Data entries
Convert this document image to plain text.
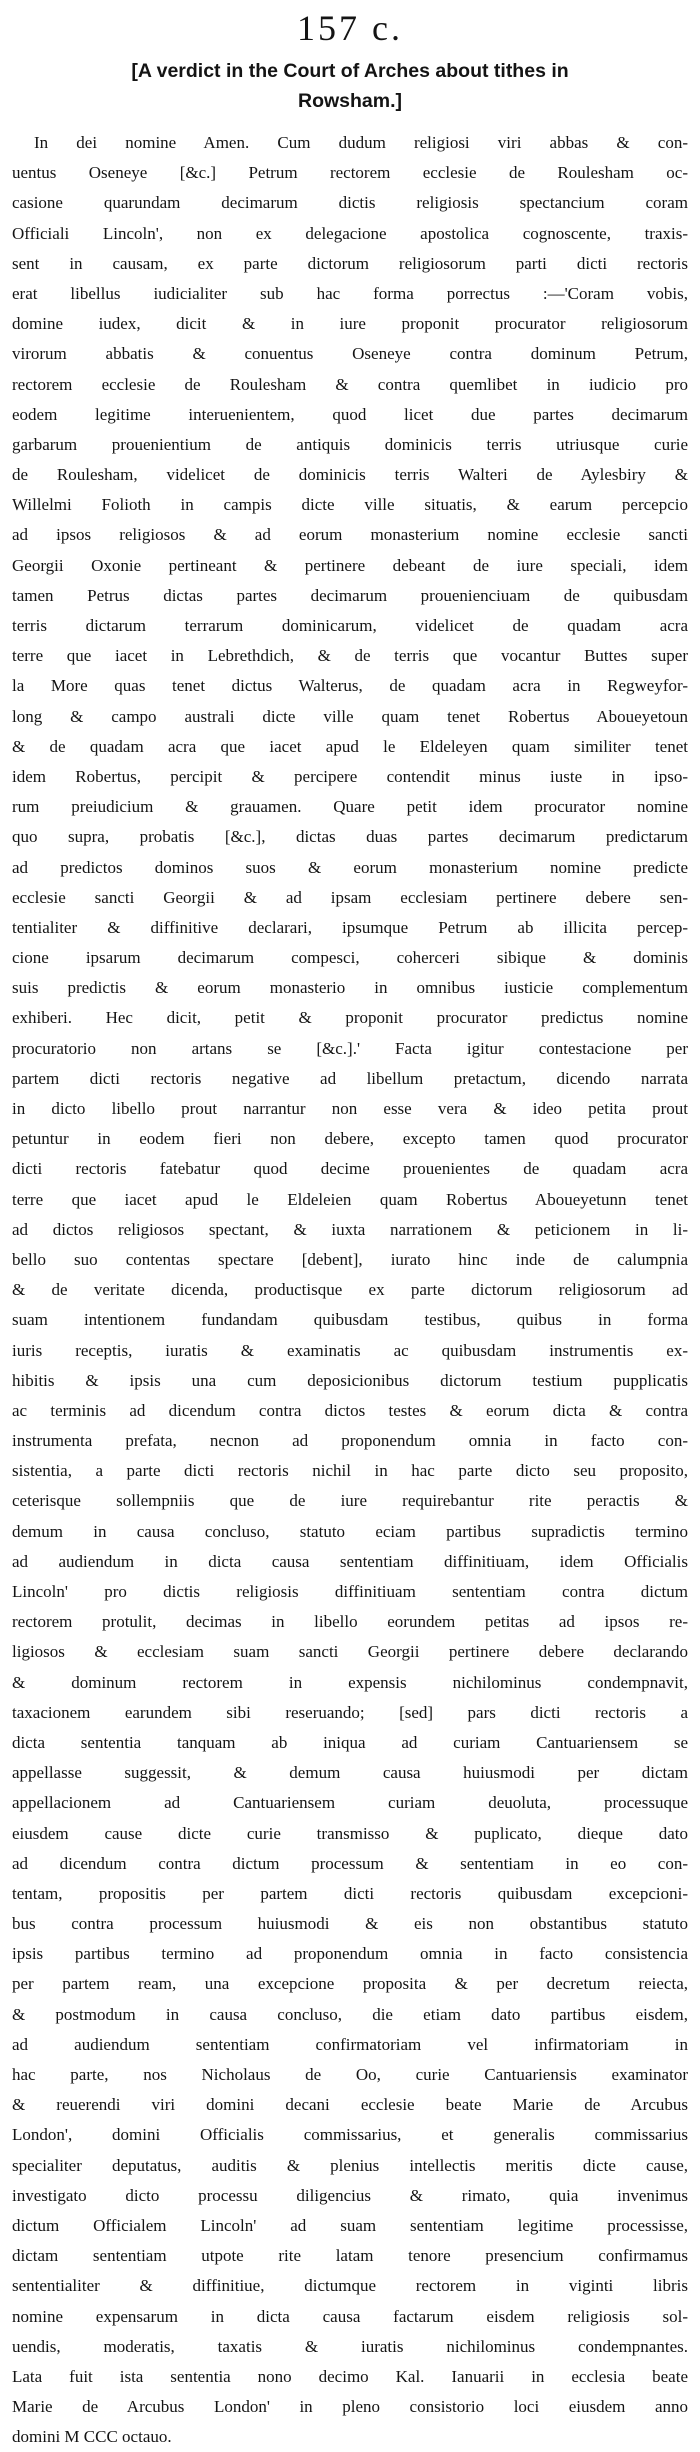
157 c.
[A verdict in the Court of Arches about tithes in
Rowsham.]
In dei nomine Amen. Cum dudum religiosi viri abbas & con-
uentus Oseneye [&c.] Petrum rectorem ecclesie de Roulesham oc-
casione quarundam decimarum dictis religiosis spectancium coram
Officiali Lincoln', non ex delegacione apostolica cognoscente, traxis-
sent in causam, ex parte dictorum religiosorum parti dicti rectoris
erat libellus iudicialiter sub hac forma porrectus :—'Coram vobis,
domine iudex, dicit & in iure proponit procurator religiosorum
virorum abbatis & conuentus Oseneye contra dominum Petrum,
rectorem ecclesie de Roulesham & contra quemlibet in iudicio pro
eodem legitime interuenientem, quod licet due partes decimarum
garbarum prouenientium de antiquis dominicis terris utriusque curie
de Roulesham, videlicet de dominicis terris Walteri de Aylesbiry &
Willelmi Folioth in campis dicte ville situatis, & earum percepcio
ad ipsos religiosos & ad eorum monasterium nomine ecclesie sancti
Georgii Oxonie pertineant & pertinere debeant de iure speciali, idem
tamen Petrus dictas partes decimarum prouenienciuam de quibusdam
terris dictarum terrarum dominicarum, videlicet de quadam acra
terre que iacet in Lebrethdich, & de terris que vocantur Buttes super
la More quas tenet dictus Walterus, de quadam acra in Regweyfor-
long & campo australi dicte ville quam tenet Robertus Aboueyetoun
& de quadam acra que iacet apud le Eldeleyen quam similiter tenet
idem Robertus, percipit & percipere contendit minus iuste in ipso-
rum preiudicium & grauamen. Quare petit idem procurator nomine
quo supra, probatis [&c.], dictas duas partes decimarum predictarum
ad predictos dominos suos & eorum monasterium nomine predicte
ecclesie sancti Georgii & ad ipsam ecclesiam pertinere debere sen-
tentialiter & diffinitive declarari, ipsumque Petrum ab illicita percep-
cione ipsarum decimarum compesci, coherceri sibique & dominis
suis predictis & eorum monasterio in omnibus iusticie complementum
exhiberi. Hec dicit, petit & proponit procurator predictus nomine
procuratorio non artans se [&c.].' Facta igitur contestacione per
partem dicti rectoris negative ad libellum pretactum, dicendo narrata
in dicto libello prout narrantur non esse vera & ideo petita prout
petuntur in eodem fieri non debere, excepto tamen quod procurator
dicti rectoris fatebatur quod decime prouenientes de quadam acra
terre que iacet apud le Eldeleien quam Robertus Aboueyetunn tenet
ad dictos religiosos spectant, & iuxta narrationem & peticionem in li-
bello suo contentas spectare [debent], iurato hinc inde de calumpnia
& de veritate dicenda, productisque ex parte dictorum religiosorum ad
suam intentionem fundandam quibusdam testibus, quibus in forma
iuris receptis, iuratis & examinatis ac quibusdam instrumentis ex-
hibitis & ipsis una cum deposicionibus dictorum testium pupplicatis
ac terminis ad dicendum contra dictos testes & eorum dicta & contra
instrumenta prefata, necnon ad proponendum omnia in facto con-
sistentia, a parte dicti rectoris nichil in hac parte dicto seu proposito,
ceterisque sollempniis que de iure requirebantur rite peractis &
demum in causa concluso, statuto eciam partibus supradictis termino
ad audiendum in dicta causa sententiam diffinitiuam, idem Officialis
Lincoln' pro dictis religiosis diffinitiuam sententiam contra dictum
rectorem protulit, decimas in libello eorundem petitas ad ipsos re-
ligiosos & ecclesiam suam sancti Georgii pertinere debere declarando
& dominum rectorem in expensis nichilominus condempnavit,
taxacionem earundem sibi reseruando; [sed] pars dicti rectoris a
dicta sententia tanquam ab iniqua ad curiam Cantuariensem se
appellasse suggessit, & demum causa huiusmodi per dictam
appellacionem ad Cantuariensem curiam deuoluta, processuque
eiusdem cause dicte curie transmisso & puplicato, dieque dato
ad dicendum contra dictum processum & sententiam in eo con-
tentam, propositis per partem dicti rectoris quibusdam excepcioni-
bus contra processum huiusmodi & eis non obstantibus statuto
ipsis partibus termino ad proponendum omnia in facto consistencia
per partem ream, una excepcione proposita & per decretum reiecta,
& postmodum in causa concluso, die etiam dato partibus eisdem,
ad audiendum sententiam confirmatoriam vel infirmatoriam in
hac parte, nos Nicholaus de Oo, curie Cantuariensis examinator
& reuerendi viri domini decani ecclesie beate Marie de Arcubus
London', domini Officialis commissarius, et generalis commissarius
specialiter deputatus, auditis & plenius intellectis meritis dicte cause,
investigato dicto processu diligencius & rimato, quia invenimus
dictum Officialem Lincoln' ad suam sententiam legitime processisse,
dictam sententiam utpote rite latam tenore presencium confirmamus
sententialiter & diffinitiue, dictumque rectorem in viginti libris
nomine expensarum in dicta causa factarum eisdem religiosis sol-
uendis, moderatis, taxatis & iuratis nichilominus condempnantes.
Lata fuit ista sententia nono decimo Kal. Ianuarii in ecclesia beate
Marie de Arcubus London' in pleno consistorio loci eiusdem anno
domini M CCC octauo.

Given problem: Every line should be retyped exactly, with the pictures omitted.

Written solution:
Convert this document image to plain text.
157 c.
[A verdict in the Court of Arches about tithes in
Rowsham.]
In dei nomine Amen. Cum dudum religiosi viri abbas & con-
uentus Oseneye [&c.] Petrum rectorem ecclesie de Roulesham oc-
casione quarundam decimarum dictis religiosis spectancium coram
Officiali Lincoln', non ex delegacione apostolica cognoscente, traxis-
sent in causam, ex parte dictorum religiosorum parti dicti rectoris
erat libellus iudicialiter sub hac forma porrectus :—'Coram vobis,
domine iudex, dicit & in iure proponit procurator religiosorum
virorum abbatis & conuentus Oseneye contra dominum Petrum,
rectorem ecclesie de Roulesham & contra quemlibet in iudicio pro
eodem legitime interuenientem, quod licet due partes decimarum
garbarum prouenientium de antiquis dominicis terris utriusque curie
de Roulesham, videlicet de dominicis terris Walteri de Aylesbiry &
Willelmi Folioth in campis dicte ville situatis, & earum percepcio
ad ipsos religiosos & ad eorum monasterium nomine ecclesie sancti
Georgii Oxonie pertineant & pertinere debeant de iure speciali, idem
tamen Petrus dictas partes decimarum prouenienciuam de quibusdam
terris dictarum terrarum dominicarum, videlicet de quadam acra
terre que iacet in Lebrethdich, & de terris que vocantur Buttes super
la More quas tenet dictus Walterus, de quadam acra in Regweyfor-
long & campo australi dicte ville quam tenet Robertus Aboueyetoun
& de quadam acra que iacet apud le Eldeleyen quam similiter tenet
idem Robertus, percipit & percipere contendit minus iuste in ipso-
rum preiudicium & grauamen. Quare petit idem procurator nomine
quo supra, probatis [&c.], dictas duas partes decimarum predictarum
ad predictos dominos suos & eorum monasterium nomine predicte
ecclesie sancti Georgii & ad ipsam ecclesiam pertinere debere sen-
tentialiter & diffinitive declarari, ipsumque Petrum ab illicita percep-
cione ipsarum decimarum compesci, coherceri sibique & dominis
suis predictis & eorum monasterio in omnibus iusticie complementum
exhiberi. Hec dicit, petit & proponit procurator predictus nomine
procuratorio non artans se [&c.].' Facta igitur contestacione per
partem dicti rectoris negative ad libellum pretactum, dicendo narrata
in dicto libello prout narrantur non esse vera & ideo petita prout
petuntur in eodem fieri non debere, excepto tamen quod procurator
dicti rectoris fatebatur quod decime prouenientes de quadam acra
terre que iacet apud le Eldeleien quam Robertus Aboueyetunn tenet
ad dictos religiosos spectant, & iuxta narrationem & peticionem in li-
bello suo contentas spectare [debent], iurato hinc inde de calumpnia
& de veritate dicenda, productisque ex parte dictorum religiosorum ad
suam intentionem fundandam quibusdam testibus, quibus in forma
iuris receptis, iuratis & examinatis ac quibusdam instrumentis ex-
hibitis & ipsis una cum deposicionibus dictorum testium pupplicatis
ac terminis ad dicendum contra dictos testes & eorum dicta & contra
instrumenta prefata, necnon ad proponendum omnia in facto con-
sistentia, a parte dicti rectoris nichil in hac parte dicto seu proposito,
ceterisque sollempniis que de iure requirebantur rite peractis &
demum in causa concluso, statuto eciam partibus supradictis termino
ad audiendum in dicta causa sententiam diffinitiuam, idem Officialis
Lincoln' pro dictis religiosis diffinitiuam sententiam contra dictum
rectorem protulit, decimas in libello eorundem petitas ad ipsos re-
ligiosos & ecclesiam suam sancti Georgii pertinere debere declarando
& dominum rectorem in expensis nichilominus condempnavit,
taxacionem earundem sibi reseruando; [sed] pars dicti rectoris a
dicta sententia tanquam ab iniqua ad curiam Cantuariensem se
appellasse suggessit, & demum causa huiusmodi per dictam
appellacionem ad Cantuariensem curiam deuoluta, processuque
eiusdem cause dicte curie transmisso & puplicato, dieque dato
ad dicendum contra dictum processum & sententiam in eo con-
tentam, propositis per partem dicti rectoris quibusdam excepcioni-
bus contra processum huiusmodi & eis non obstantibus statuto
ipsis partibus termino ad proponendum omnia in facto consistencia
per partem ream, una excepcione proposita & per decretum reiecta,
& postmodum in causa concluso, die etiam dato partibus eisdem,
ad audiendum sententiam confirmatoriam vel infirmatoriam in
hac parte, nos Nicholaus de Oo, curie Cantuariensis examinator
& reuerendi viri domini decani ecclesie beate Marie de Arcubus
London', domini Officialis commissarius, et generalis commissarius
specialiter deputatus, auditis & plenius intellectis meritis dicte cause,
investigato dicto processu diligencius & rimato, quia invenimus
dictum Officialem Lincoln' ad suam sententiam legitime processisse,
dictam sententiam utpote rite latam tenore presencium confirmamus
sententialiter & diffinitiue, dictumque rectorem in viginti libris
nomine expensarum in dicta causa factarum eisdem religiosis sol-
uendis, moderatis, taxatis & iuratis nichilominus condempnantes.
Lata fuit ista sententia nono decimo Kal. Ianuarii in ecclesia beate
Marie de Arcubus London' in pleno consistorio loci eiusdem anno
domini M CCC octauo.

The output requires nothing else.